• OBJECTIVE
Among the entries, which lines carry the string "marker"? Copy each of them.

• Records excerpted from a collection
* * * * * * *
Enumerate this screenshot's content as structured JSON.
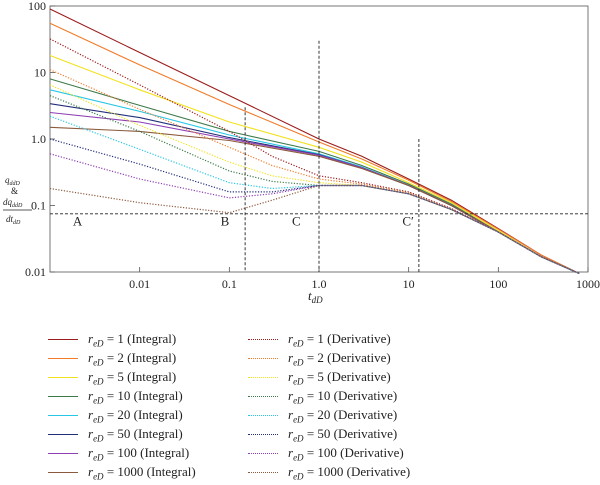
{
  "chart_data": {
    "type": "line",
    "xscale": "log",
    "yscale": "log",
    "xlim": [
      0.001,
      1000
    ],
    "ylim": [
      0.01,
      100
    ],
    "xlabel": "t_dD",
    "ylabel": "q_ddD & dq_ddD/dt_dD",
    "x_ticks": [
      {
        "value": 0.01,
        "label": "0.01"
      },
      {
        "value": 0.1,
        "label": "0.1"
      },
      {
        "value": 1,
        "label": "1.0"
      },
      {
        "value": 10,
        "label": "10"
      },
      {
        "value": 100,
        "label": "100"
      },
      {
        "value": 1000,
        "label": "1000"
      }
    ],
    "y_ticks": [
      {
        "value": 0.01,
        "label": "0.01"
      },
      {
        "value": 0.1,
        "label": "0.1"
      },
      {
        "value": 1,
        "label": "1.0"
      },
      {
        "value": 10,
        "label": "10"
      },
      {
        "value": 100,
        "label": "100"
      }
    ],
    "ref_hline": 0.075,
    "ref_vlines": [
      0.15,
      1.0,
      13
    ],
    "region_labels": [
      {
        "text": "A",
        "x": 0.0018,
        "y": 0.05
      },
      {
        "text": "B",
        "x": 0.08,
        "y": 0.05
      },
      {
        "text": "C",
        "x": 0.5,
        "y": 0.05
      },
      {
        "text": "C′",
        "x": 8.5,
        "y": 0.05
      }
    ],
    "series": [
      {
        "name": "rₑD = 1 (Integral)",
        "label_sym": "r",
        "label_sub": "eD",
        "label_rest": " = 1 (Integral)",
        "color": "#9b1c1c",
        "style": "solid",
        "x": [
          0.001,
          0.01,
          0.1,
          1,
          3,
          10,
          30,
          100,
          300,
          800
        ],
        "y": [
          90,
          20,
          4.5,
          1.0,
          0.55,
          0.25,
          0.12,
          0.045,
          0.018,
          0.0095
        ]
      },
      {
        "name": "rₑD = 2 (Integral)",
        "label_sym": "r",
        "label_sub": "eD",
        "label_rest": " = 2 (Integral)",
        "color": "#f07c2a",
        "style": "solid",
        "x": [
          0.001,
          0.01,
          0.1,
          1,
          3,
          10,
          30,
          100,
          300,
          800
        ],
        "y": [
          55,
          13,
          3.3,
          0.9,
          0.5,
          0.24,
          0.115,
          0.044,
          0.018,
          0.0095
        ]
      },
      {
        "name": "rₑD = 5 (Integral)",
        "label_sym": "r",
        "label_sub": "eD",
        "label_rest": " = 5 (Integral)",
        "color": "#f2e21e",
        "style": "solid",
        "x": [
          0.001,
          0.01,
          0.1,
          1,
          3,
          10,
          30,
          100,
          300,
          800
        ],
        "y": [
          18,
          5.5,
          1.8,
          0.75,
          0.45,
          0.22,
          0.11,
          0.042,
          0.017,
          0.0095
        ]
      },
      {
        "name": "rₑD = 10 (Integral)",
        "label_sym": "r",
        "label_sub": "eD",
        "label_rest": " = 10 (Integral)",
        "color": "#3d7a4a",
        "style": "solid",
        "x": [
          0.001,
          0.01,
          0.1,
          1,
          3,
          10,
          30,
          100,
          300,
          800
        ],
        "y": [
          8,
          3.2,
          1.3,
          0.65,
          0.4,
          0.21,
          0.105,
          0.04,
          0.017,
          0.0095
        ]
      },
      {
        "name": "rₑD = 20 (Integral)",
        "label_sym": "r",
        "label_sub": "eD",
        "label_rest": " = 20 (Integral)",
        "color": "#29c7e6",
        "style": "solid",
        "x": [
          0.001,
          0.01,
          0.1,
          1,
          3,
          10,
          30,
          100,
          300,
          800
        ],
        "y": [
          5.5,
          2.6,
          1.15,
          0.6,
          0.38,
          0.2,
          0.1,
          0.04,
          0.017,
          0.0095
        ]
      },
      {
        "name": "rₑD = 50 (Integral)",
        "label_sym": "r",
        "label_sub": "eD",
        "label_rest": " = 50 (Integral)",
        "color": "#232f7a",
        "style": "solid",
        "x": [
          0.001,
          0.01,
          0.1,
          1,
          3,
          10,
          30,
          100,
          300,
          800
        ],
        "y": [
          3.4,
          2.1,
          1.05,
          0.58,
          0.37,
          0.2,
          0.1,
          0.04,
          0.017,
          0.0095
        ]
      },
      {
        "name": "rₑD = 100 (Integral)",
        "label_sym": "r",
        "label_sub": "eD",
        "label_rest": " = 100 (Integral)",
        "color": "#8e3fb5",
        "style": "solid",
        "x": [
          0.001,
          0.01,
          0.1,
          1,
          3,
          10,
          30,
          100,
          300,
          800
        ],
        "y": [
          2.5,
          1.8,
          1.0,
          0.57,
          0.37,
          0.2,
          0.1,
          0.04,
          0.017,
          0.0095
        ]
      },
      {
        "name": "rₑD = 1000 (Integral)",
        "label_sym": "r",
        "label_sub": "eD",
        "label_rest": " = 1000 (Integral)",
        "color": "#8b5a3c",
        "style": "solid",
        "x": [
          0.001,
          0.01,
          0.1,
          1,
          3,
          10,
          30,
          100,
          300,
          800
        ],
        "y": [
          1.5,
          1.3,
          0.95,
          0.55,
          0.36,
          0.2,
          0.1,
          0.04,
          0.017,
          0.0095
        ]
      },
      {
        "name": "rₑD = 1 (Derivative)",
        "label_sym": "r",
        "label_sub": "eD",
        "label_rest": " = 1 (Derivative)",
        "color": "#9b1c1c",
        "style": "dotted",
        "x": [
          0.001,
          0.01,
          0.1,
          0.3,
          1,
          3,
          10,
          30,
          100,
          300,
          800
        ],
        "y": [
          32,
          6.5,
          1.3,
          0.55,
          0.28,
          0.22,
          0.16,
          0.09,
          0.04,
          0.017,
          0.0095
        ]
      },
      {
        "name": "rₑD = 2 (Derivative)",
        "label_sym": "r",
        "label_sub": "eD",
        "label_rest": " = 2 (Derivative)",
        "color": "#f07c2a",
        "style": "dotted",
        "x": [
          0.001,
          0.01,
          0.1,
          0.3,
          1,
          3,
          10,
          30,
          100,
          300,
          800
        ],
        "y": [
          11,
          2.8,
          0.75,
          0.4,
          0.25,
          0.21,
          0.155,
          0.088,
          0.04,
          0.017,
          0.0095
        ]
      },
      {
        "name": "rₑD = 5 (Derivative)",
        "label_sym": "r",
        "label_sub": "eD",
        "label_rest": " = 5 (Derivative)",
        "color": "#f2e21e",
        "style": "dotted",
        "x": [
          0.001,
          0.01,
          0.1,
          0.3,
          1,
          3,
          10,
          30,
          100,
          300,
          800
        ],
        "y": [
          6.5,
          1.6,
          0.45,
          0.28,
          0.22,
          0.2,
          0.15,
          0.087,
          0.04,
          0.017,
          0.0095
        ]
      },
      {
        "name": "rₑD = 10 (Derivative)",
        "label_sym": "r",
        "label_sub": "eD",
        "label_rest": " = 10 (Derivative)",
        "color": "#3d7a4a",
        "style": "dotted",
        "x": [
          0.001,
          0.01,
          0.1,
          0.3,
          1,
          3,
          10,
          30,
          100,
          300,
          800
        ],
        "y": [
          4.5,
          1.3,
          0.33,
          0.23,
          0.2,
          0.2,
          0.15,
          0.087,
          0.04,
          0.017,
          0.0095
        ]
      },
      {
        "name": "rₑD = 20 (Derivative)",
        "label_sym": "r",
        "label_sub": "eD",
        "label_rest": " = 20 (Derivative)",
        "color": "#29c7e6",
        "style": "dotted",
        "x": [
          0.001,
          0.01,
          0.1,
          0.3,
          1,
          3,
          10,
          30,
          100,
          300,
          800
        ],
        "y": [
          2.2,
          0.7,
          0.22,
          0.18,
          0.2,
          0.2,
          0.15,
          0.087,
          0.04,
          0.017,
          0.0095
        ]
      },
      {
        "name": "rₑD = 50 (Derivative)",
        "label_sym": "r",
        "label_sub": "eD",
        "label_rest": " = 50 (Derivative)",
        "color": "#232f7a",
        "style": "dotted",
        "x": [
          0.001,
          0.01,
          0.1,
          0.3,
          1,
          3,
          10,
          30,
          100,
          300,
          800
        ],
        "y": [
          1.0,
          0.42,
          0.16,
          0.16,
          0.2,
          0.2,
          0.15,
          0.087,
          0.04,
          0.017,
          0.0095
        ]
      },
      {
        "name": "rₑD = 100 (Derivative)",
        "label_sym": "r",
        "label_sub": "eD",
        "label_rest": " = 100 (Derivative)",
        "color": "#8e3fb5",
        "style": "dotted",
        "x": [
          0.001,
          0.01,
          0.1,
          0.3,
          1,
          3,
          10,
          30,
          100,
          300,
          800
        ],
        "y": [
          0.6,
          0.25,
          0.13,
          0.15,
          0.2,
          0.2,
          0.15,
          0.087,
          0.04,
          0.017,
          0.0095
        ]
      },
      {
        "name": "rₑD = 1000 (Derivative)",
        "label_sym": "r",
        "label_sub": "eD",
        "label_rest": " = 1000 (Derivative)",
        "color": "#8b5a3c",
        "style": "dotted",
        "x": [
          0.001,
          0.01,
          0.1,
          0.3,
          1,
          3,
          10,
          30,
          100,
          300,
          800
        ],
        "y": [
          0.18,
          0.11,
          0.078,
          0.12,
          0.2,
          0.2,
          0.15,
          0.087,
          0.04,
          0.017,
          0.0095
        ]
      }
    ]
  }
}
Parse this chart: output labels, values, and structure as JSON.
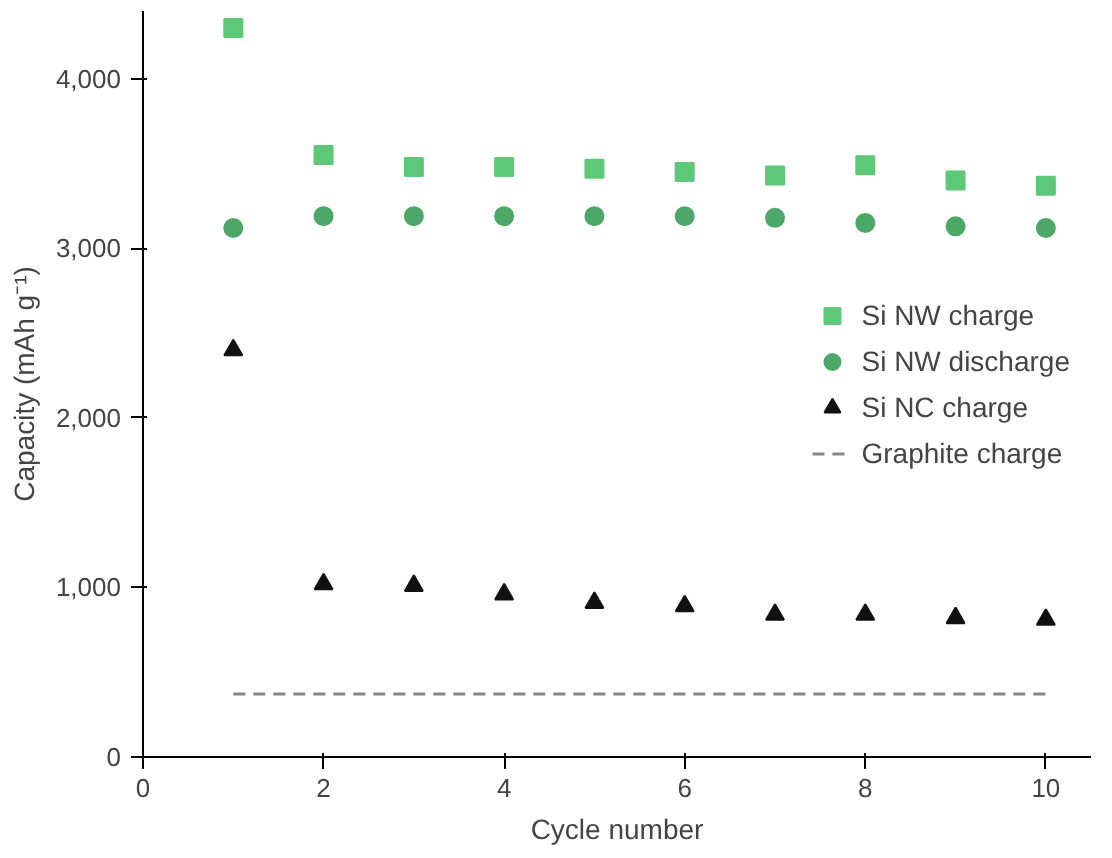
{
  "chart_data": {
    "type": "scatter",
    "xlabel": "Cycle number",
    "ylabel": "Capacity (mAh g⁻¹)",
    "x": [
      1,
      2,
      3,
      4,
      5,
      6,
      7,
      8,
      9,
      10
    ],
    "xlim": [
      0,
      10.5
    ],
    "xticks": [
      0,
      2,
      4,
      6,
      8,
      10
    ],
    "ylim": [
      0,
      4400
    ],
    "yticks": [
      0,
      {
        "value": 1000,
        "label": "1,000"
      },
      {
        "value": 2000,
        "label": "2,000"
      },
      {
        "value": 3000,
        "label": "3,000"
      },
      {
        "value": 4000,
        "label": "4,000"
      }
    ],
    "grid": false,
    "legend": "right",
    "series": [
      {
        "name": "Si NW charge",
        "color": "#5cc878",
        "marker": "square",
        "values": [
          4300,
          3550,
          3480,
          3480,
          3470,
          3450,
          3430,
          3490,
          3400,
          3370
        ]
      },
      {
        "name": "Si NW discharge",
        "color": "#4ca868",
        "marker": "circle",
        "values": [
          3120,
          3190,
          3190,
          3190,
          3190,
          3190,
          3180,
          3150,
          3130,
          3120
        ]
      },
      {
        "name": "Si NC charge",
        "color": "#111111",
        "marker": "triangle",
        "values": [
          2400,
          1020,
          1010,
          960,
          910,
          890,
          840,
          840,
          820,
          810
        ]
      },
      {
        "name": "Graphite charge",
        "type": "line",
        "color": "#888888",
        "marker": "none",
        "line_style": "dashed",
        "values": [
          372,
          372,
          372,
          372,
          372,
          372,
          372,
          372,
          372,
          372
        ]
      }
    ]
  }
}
* * * * * * *
• FULL OUTPUT
        "marker": "square",
        "marker": "circle",
        "marker": "triangle",
        "marker": "none",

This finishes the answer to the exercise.